===== EXERCISE DATA
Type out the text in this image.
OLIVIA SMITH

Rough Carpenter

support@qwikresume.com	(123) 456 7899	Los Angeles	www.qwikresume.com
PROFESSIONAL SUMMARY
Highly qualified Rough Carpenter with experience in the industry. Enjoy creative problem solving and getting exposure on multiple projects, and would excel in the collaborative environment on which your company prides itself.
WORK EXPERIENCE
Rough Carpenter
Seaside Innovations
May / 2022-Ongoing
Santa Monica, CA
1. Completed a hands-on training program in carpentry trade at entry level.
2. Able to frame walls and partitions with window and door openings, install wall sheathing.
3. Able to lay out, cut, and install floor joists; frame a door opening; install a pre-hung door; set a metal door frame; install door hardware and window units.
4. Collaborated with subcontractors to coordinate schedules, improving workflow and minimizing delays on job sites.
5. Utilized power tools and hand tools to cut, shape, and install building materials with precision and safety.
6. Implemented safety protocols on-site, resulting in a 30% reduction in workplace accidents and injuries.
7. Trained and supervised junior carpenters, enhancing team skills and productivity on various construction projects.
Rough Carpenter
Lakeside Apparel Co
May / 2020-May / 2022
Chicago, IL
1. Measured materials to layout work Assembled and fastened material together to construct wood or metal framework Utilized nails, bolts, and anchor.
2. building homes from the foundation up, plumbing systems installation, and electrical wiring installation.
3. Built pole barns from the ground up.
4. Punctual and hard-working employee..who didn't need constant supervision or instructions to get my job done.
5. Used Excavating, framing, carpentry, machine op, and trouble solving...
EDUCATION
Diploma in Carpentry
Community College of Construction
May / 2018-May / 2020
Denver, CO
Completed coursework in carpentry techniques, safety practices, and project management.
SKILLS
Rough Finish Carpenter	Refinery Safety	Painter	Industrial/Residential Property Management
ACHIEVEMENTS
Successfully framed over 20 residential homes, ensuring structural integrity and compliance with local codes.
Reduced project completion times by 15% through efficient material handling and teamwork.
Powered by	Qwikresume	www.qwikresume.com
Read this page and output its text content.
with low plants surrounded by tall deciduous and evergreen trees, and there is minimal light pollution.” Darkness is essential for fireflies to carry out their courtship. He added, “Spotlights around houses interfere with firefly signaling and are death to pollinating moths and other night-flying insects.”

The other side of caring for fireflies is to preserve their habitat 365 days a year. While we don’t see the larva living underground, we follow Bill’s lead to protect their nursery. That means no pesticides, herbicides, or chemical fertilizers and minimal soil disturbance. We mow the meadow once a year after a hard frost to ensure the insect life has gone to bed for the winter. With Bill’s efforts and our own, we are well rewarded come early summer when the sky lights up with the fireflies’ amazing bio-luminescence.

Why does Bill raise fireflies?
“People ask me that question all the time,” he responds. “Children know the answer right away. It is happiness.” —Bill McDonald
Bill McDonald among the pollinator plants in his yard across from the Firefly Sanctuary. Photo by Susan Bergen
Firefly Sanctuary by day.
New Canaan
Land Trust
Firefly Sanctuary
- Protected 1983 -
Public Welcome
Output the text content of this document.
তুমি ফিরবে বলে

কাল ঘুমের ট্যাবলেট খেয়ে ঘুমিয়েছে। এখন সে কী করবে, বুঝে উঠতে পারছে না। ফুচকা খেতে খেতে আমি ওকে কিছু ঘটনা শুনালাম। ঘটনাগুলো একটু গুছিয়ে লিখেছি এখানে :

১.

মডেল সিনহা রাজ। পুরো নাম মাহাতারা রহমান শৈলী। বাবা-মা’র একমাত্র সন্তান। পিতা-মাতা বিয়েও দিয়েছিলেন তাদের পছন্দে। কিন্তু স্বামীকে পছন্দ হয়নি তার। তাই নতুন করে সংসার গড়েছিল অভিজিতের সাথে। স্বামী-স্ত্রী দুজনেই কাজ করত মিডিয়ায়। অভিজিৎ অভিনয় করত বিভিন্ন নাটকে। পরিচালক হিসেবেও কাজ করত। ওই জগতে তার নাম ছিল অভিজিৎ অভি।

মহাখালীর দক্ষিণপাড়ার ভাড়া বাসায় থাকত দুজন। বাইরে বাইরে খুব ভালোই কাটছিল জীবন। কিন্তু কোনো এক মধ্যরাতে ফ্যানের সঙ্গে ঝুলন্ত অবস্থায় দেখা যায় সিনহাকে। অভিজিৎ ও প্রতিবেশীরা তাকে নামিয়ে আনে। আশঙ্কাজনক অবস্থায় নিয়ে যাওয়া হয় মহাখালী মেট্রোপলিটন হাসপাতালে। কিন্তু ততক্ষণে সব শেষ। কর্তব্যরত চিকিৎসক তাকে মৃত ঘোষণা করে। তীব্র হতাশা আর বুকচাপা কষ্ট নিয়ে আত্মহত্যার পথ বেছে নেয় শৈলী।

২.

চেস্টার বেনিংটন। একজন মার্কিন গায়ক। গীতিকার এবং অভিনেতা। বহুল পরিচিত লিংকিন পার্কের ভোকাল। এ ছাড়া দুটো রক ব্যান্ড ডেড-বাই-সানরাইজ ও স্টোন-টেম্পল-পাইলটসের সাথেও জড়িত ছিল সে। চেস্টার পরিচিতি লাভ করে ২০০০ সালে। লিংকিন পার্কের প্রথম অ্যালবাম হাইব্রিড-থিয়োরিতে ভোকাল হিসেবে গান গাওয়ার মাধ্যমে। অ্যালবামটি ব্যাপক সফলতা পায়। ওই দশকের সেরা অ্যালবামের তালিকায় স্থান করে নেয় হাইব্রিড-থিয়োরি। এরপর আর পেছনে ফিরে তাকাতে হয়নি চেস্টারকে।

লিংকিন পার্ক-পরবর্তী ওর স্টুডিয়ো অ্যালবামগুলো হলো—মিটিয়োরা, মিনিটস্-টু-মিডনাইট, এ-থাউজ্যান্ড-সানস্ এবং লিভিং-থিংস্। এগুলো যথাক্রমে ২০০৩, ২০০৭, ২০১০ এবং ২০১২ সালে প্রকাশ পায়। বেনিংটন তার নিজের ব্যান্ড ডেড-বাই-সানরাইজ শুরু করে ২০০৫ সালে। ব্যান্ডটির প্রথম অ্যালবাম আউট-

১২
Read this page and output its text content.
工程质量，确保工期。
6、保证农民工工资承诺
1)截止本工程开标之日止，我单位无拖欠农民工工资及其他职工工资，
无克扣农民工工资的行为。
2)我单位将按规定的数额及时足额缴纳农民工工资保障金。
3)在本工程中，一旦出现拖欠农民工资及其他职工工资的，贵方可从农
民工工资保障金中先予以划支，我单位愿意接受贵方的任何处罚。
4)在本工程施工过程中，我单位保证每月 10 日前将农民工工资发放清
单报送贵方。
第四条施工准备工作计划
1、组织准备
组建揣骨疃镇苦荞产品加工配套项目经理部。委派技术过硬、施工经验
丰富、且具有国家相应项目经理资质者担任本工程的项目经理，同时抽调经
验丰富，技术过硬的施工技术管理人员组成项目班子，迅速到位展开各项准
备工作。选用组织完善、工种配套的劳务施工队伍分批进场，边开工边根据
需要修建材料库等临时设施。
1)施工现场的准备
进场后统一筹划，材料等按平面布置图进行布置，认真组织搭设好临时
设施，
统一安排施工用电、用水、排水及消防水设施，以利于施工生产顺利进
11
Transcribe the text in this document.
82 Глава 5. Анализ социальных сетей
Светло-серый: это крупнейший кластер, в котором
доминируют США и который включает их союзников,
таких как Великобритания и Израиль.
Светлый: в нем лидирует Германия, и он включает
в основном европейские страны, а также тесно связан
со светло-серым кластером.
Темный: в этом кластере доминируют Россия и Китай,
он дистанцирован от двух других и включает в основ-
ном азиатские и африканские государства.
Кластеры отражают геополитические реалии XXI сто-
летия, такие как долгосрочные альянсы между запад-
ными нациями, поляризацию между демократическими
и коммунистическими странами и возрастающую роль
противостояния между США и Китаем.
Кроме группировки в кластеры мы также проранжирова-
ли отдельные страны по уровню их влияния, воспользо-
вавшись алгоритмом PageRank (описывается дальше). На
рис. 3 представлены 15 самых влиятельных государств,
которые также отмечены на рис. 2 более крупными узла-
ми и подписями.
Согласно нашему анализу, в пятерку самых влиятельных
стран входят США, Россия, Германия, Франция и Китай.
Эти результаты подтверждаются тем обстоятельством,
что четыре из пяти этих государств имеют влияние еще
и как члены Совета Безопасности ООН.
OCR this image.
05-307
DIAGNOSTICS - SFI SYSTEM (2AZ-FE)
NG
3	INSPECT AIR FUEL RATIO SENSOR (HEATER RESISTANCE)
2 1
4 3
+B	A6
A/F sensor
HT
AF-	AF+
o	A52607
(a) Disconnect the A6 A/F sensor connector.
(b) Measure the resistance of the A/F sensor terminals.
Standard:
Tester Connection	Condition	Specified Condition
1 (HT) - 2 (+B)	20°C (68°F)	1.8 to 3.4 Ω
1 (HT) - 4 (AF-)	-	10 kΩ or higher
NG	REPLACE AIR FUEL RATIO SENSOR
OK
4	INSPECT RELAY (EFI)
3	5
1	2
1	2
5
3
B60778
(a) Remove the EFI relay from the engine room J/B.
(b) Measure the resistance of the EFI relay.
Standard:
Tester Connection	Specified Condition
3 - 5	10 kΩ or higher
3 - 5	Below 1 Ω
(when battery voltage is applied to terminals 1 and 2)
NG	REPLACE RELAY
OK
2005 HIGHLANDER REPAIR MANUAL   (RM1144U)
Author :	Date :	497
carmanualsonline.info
==========
GIVEN INSTRUCTION: Using the entries above, find all lines with "Германия". Copy them.

SOLUTION FOR THIS TASK:
Светлый: в нем лидирует Германия, и он включает
стран входят США, Россия, Германия, Франция и Китай.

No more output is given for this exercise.